# Written request:
Write out all the data again, exactly as it stands.

# Entries supplied:
• • • • • • •

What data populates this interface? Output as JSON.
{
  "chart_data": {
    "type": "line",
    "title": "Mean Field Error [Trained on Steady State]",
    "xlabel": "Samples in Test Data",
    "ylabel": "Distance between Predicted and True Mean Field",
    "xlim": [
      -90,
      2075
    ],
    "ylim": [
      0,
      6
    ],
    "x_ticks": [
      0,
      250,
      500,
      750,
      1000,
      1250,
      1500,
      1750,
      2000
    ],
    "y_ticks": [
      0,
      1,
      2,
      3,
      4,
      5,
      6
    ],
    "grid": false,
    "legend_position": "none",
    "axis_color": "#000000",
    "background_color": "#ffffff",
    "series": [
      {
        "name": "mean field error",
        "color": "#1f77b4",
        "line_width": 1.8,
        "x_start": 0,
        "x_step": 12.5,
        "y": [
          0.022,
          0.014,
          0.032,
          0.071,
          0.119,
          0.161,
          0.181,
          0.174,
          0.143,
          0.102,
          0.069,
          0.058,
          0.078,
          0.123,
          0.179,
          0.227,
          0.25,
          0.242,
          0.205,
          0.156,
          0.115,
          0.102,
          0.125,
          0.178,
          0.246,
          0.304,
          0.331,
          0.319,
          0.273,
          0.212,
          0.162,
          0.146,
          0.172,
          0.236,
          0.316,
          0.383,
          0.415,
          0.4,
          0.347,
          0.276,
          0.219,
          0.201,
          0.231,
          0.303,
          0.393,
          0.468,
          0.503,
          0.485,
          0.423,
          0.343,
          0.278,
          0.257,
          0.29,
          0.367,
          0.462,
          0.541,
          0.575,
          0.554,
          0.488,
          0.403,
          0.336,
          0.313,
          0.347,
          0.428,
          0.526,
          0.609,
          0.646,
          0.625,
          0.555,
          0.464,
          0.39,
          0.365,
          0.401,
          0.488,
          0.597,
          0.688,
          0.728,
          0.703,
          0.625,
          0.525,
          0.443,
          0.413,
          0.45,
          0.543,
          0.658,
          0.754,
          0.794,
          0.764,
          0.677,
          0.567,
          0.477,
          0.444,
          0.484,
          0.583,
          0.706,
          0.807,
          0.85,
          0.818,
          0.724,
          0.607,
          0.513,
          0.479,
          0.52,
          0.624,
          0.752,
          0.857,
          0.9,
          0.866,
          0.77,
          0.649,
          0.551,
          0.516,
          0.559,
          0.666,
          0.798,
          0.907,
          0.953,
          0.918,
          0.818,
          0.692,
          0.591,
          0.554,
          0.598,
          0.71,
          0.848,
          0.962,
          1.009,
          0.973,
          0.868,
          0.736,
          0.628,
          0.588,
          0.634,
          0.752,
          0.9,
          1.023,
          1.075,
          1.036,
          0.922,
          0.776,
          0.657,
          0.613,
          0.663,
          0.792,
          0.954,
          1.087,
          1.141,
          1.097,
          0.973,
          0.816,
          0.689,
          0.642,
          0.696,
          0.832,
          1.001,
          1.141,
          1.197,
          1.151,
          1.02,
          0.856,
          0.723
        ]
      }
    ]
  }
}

• • • • • • •

# Exercise result:
What data populates this interface? Output as JSON.
{
  "chart_data": {
    "type": "line",
    "title": "Mean Field Error [Trained on Steady State]",
    "xlabel": "Samples in Test Data",
    "ylabel": "Distance between Predicted and True Mean Field",
    "xlim": [
      -90,
      2075
    ],
    "ylim": [
      0,
      6
    ],
    "x_ticks": [
      0,
      250,
      500,
      750,
      1000,
      1250,
      1500,
      1750,
      2000
    ],
    "y_ticks": [
      0,
      1,
      2,
      3,
      4,
      5,
      6
    ],
    "grid": false,
    "legend_position": "none",
    "axis_color": "#000000",
    "background_color": "#ffffff",
    "series": [
      {
        "name": "mean field error",
        "color": "#1f77b4",
        "line_width": 1.8,
        "x_start": 0,
        "x_step": 12.5,
        "y": [
          0.022,
          0.014,
          0.032,
          0.071,
          0.119,
          0.161,
          0.181,
          0.174,
          0.143,
          0.102,
          0.069,
          0.058,
          0.078,
          0.123,
          0.179,
          0.227,
          0.25,
          0.242,
          0.205,
          0.156,
          0.115,
          0.102,
          0.125,
          0.178,
          0.246,
          0.304,
          0.331,
          0.319,
          0.273,
          0.212,
          0.162,
          0.146,
          0.172,
          0.236,
          0.316,
          0.383,
          0.415,
          0.4,
          0.347,
          0.276,
          0.219,
          0.201,
          0.231,
          0.303,
          0.393,
          0.468,
          0.503,
          0.485,
          0.423,
          0.343,
          0.278,
          0.257,
          0.29,
          0.367,
          0.462,
          0.541,
          0.575,
          0.554,
          0.488,
          0.403,
          0.336,
          0.313,
          0.347,
          0.428,
          0.526,
          0.609,
          0.646,
          0.625,
          0.555,
          0.464,
          0.39,
          0.365,
          0.401,
          0.488,
          0.597,
          0.688,
          0.728,
          0.703,
          0.625,
          0.525,
          0.443,
          0.413,
          0.45,
          0.543,
          0.658,
          0.754,
          0.794,
          0.764,
          0.677,
          0.567,
          0.477,
          0.444,
          0.484,
          0.583,
          0.706,
          0.807,
          0.85,
          0.818,
          0.724,
          0.607,
          0.513,
          0.479,
          0.52,
          0.624,
          0.752,
          0.857,
          0.9,
          0.866,
          0.77,
          0.649,
          0.551,
          0.516,
          0.559,
          0.666,
          0.798,
          0.907,
          0.953,
          0.918,
          0.818,
          0.692,
          0.591,
          0.554,
          0.598,
          0.71,
          0.848,
          0.962,
          1.009,
          0.973,
          0.868,
          0.736,
          0.628,
          0.588,
          0.634,
          0.752,
          0.9,
          1.023,
          1.075,
          1.036,
          0.922,
          0.776,
          0.657,
          0.613,
          0.663,
          0.792,
          0.954,
          1.087,
          1.141,
          1.097,
          0.973,
          0.816,
          0.689,
          0.642,
          0.696,
          0.832,
          1.001,
          1.141,
          1.197,
          1.151,
          1.02,
          0.856,
          0.723
        ]
      }
    ]
  }
}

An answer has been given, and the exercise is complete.